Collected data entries
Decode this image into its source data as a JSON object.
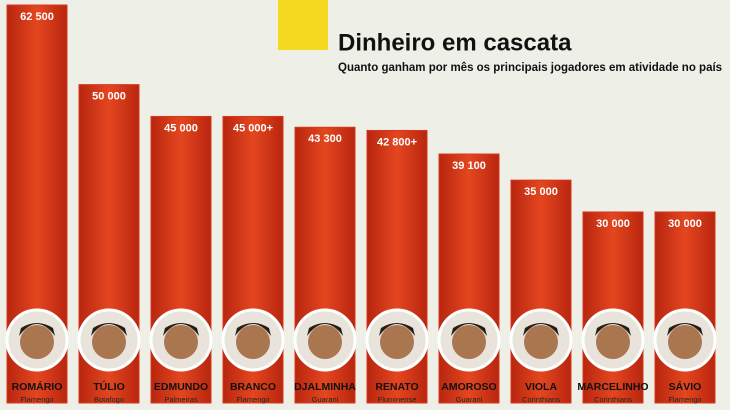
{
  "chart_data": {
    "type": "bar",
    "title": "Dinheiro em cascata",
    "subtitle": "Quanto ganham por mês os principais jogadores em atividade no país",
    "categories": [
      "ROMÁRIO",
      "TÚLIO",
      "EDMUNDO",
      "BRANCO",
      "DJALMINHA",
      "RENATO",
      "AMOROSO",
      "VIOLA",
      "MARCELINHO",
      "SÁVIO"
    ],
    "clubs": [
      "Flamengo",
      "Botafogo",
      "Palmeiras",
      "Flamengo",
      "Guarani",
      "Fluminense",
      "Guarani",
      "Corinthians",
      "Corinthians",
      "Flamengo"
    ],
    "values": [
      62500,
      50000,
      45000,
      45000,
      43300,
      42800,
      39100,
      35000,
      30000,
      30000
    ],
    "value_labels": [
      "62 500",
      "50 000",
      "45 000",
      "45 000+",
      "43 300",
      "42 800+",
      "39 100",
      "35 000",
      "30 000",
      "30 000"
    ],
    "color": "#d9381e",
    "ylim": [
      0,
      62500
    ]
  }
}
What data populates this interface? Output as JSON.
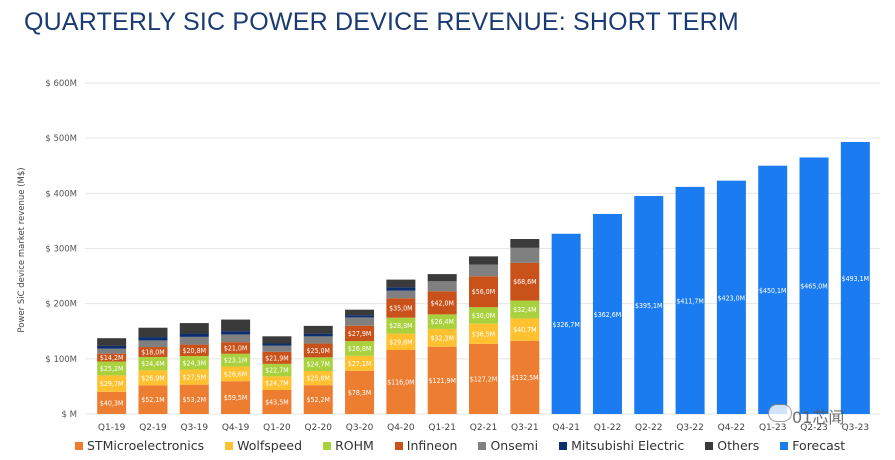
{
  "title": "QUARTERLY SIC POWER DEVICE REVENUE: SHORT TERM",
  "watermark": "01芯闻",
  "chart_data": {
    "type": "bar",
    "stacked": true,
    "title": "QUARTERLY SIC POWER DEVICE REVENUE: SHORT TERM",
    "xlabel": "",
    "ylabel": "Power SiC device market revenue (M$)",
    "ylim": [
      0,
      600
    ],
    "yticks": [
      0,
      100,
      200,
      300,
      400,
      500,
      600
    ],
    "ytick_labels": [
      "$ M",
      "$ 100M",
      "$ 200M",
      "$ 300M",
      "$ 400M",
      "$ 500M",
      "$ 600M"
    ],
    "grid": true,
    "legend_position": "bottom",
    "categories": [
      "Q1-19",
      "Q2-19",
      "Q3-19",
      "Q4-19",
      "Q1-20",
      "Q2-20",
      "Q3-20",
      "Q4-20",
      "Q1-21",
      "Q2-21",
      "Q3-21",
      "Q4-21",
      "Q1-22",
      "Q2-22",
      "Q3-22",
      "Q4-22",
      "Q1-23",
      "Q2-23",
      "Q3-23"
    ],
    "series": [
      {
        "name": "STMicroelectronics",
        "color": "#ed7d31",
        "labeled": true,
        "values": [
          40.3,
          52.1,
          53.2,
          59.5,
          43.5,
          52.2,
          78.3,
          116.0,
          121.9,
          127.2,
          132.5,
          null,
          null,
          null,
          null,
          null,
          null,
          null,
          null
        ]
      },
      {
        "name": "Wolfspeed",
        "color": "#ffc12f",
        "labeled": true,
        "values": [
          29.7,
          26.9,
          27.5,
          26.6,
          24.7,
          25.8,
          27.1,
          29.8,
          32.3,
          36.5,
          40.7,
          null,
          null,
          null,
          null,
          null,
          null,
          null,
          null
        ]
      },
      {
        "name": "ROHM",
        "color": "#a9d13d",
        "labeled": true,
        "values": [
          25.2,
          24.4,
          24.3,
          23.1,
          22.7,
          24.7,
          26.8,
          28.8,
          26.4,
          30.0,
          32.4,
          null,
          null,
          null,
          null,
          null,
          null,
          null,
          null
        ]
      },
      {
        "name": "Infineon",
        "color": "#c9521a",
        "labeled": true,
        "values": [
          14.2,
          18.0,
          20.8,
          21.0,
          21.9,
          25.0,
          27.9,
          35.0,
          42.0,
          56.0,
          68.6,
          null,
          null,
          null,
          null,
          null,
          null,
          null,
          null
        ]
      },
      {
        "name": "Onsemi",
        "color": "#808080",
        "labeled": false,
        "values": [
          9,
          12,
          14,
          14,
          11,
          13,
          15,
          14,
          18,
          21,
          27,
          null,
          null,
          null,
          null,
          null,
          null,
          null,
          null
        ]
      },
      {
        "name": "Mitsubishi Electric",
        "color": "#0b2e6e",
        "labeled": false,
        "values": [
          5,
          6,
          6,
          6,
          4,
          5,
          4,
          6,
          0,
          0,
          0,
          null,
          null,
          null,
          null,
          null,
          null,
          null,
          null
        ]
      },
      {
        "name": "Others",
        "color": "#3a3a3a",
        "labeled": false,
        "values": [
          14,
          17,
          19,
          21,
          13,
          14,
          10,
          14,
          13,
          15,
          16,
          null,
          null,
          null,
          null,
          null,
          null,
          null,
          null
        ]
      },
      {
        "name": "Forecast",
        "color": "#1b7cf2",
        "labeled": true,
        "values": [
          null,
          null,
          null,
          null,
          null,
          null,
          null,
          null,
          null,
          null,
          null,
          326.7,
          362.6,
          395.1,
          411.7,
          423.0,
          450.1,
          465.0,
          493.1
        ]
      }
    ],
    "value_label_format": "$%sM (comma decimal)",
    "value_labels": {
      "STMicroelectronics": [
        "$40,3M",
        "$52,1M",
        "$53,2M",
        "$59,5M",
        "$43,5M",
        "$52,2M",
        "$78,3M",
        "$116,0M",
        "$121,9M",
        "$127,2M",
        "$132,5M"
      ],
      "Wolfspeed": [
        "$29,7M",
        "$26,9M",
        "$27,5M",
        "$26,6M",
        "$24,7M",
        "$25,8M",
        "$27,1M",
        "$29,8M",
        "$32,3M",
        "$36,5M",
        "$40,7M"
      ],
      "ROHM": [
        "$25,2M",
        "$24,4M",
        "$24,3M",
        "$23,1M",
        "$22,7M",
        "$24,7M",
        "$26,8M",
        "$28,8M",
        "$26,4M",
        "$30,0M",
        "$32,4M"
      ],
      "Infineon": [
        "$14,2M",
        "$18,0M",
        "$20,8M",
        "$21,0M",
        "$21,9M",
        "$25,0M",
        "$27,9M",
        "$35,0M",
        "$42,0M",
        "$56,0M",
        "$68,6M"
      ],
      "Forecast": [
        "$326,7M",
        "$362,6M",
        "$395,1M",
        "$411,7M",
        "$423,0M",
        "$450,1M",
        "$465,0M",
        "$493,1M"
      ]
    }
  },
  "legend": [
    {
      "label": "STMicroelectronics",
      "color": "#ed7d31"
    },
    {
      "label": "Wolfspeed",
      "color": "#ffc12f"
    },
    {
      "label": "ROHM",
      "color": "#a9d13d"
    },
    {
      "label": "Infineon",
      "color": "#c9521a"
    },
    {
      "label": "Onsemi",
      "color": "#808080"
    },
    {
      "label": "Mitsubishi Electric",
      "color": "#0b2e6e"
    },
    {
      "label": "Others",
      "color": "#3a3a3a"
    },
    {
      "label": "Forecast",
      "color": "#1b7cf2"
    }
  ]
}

### Problem to solve
Can you repeat every record above exactly, apart from the pictures?

### Task response
Decode this image into its source data as a JSON object.
{
  "chart_data": {
    "type": "bar",
    "title": "Dinheiro em cascata",
    "subtitle": "Quanto ganham por mês os principais jogadores em atividade no país",
    "categories": [
      "ROMÁRIO",
      "TÚLIO",
      "EDMUNDO",
      "BRANCO",
      "DJALMINHA",
      "RENATO",
      "AMOROSO",
      "VIOLA",
      "MARCELINHO",
      "SÁVIO"
    ],
    "clubs": [
      "Flamengo",
      "Botafogo",
      "Palmeiras",
      "Flamengo",
      "Guarani",
      "Fluminense",
      "Guarani",
      "Corinthians",
      "Corinthians",
      "Flamengo"
    ],
    "values": [
      62500,
      50000,
      45000,
      45000,
      43300,
      42800,
      39100,
      35000,
      30000,
      30000
    ],
    "value_labels": [
      "62 500",
      "50 000",
      "45 000",
      "45 000+",
      "43 300",
      "42 800+",
      "39 100",
      "35 000",
      "30 000",
      "30 000"
    ],
    "color": "#d9381e",
    "ylim": [
      0,
      62500
    ]
  }
}
What data populates this interface? Output as JSON.
{
  "title": "QUARTERLY SIC POWER DEVICE REVENUE: SHORT TERM",
  "watermark": "01芯闻",
  "chart_data": {
    "type": "bar",
    "stacked": true,
    "title": "QUARTERLY SIC POWER DEVICE REVENUE: SHORT TERM",
    "xlabel": "",
    "ylabel": "Power SiC device market revenue (M$)",
    "ylim": [
      0,
      600
    ],
    "yticks": [
      0,
      100,
      200,
      300,
      400,
      500,
      600
    ],
    "ytick_labels": [
      "$ M",
      "$ 100M",
      "$ 200M",
      "$ 300M",
      "$ 400M",
      "$ 500M",
      "$ 600M"
    ],
    "grid": true,
    "legend_position": "bottom",
    "categories": [
      "Q1-19",
      "Q2-19",
      "Q3-19",
      "Q4-19",
      "Q1-20",
      "Q2-20",
      "Q3-20",
      "Q4-20",
      "Q1-21",
      "Q2-21",
      "Q3-21",
      "Q4-21",
      "Q1-22",
      "Q2-22",
      "Q3-22",
      "Q4-22",
      "Q1-23",
      "Q2-23",
      "Q3-23"
    ],
    "series": [
      {
        "name": "STMicroelectronics",
        "color": "#ed7d31",
        "labeled": true,
        "values": [
          40.3,
          52.1,
          53.2,
          59.5,
          43.5,
          52.2,
          78.3,
          116.0,
          121.9,
          127.2,
          132.5,
          null,
          null,
          null,
          null,
          null,
          null,
          null,
          null
        ]
      },
      {
        "name": "Wolfspeed",
        "color": "#ffc12f",
        "labeled": true,
        "values": [
          29.7,
          26.9,
          27.5,
          26.6,
          24.7,
          25.8,
          27.1,
          29.8,
          32.3,
          36.5,
          40.7,
          null,
          null,
          null,
          null,
          null,
          null,
          null,
          null
        ]
      },
      {
        "name": "ROHM",
        "color": "#a9d13d",
        "labeled": true,
        "values": [
          25.2,
          24.4,
          24.3,
          23.1,
          22.7,
          24.7,
          26.8,
          28.8,
          26.4,
          30.0,
          32.4,
          null,
          null,
          null,
          null,
          null,
          null,
          null,
          null
        ]
      },
      {
        "name": "Infineon",
        "color": "#c9521a",
        "labeled": true,
        "values": [
          14.2,
          18.0,
          20.8,
          21.0,
          21.9,
          25.0,
          27.9,
          35.0,
          42.0,
          56.0,
          68.6,
          null,
          null,
          null,
          null,
          null,
          null,
          null,
          null
        ]
      },
      {
        "name": "Onsemi",
        "color": "#808080",
        "labeled": false,
        "values": [
          9,
          12,
          14,
          14,
          11,
          13,
          15,
          14,
          18,
          21,
          27,
          null,
          null,
          null,
          null,
          null,
          null,
          null,
          null
        ]
      },
      {
        "name": "Mitsubishi Electric",
        "color": "#0b2e6e",
        "labeled": false,
        "values": [
          5,
          6,
          6,
          6,
          4,
          5,
          4,
          6,
          0,
          0,
          0,
          null,
          null,
          null,
          null,
          null,
          null,
          null,
          null
        ]
      },
      {
        "name": "Others",
        "color": "#3a3a3a",
        "labeled": false,
        "values": [
          14,
          17,
          19,
          21,
          13,
          14,
          10,
          14,
          13,
          15,
          16,
          null,
          null,
          null,
          null,
          null,
          null,
          null,
          null
        ]
      },
      {
        "name": "Forecast",
        "color": "#1b7cf2",
        "labeled": true,
        "values": [
          null,
          null,
          null,
          null,
          null,
          null,
          null,
          null,
          null,
          null,
          null,
          326.7,
          362.6,
          395.1,
          411.7,
          423.0,
          450.1,
          465.0,
          493.1
        ]
      }
    ],
    "value_label_format": "$%sM (comma decimal)",
    "value_labels": {
      "STMicroelectronics": [
        "$40,3M",
        "$52,1M",
        "$53,2M",
        "$59,5M",
        "$43,5M",
        "$52,2M",
        "$78,3M",
        "$116,0M",
        "$121,9M",
        "$127,2M",
        "$132,5M"
      ],
      "Wolfspeed": [
        "$29,7M",
        "$26,9M",
        "$27,5M",
        "$26,6M",
        "$24,7M",
        "$25,8M",
        "$27,1M",
        "$29,8M",
        "$32,3M",
        "$36,5M",
        "$40,7M"
      ],
      "ROHM": [
        "$25,2M",
        "$24,4M",
        "$24,3M",
        "$23,1M",
        "$22,7M",
        "$24,7M",
        "$26,8M",
        "$28,8M",
        "$26,4M",
        "$30,0M",
        "$32,4M"
      ],
      "Infineon": [
        "$14,2M",
        "$18,0M",
        "$20,8M",
        "$21,0M",
        "$21,9M",
        "$25,0M",
        "$27,9M",
        "$35,0M",
        "$42,0M",
        "$56,0M",
        "$68,6M"
      ],
      "Forecast": [
        "$326,7M",
        "$362,6M",
        "$395,1M",
        "$411,7M",
        "$423,0M",
        "$450,1M",
        "$465,0M",
        "$493,1M"
      ]
    }
  },
  "legend": [
    {
      "label": "STMicroelectronics",
      "color": "#ed7d31"
    },
    {
      "label": "Wolfspeed",
      "color": "#ffc12f"
    },
    {
      "label": "ROHM",
      "color": "#a9d13d"
    },
    {
      "label": "Infineon",
      "color": "#c9521a"
    },
    {
      "label": "Onsemi",
      "color": "#808080"
    },
    {
      "label": "Mitsubishi Electric",
      "color": "#0b2e6e"
    },
    {
      "label": "Others",
      "color": "#3a3a3a"
    },
    {
      "label": "Forecast",
      "color": "#1b7cf2"
    }
  ]
}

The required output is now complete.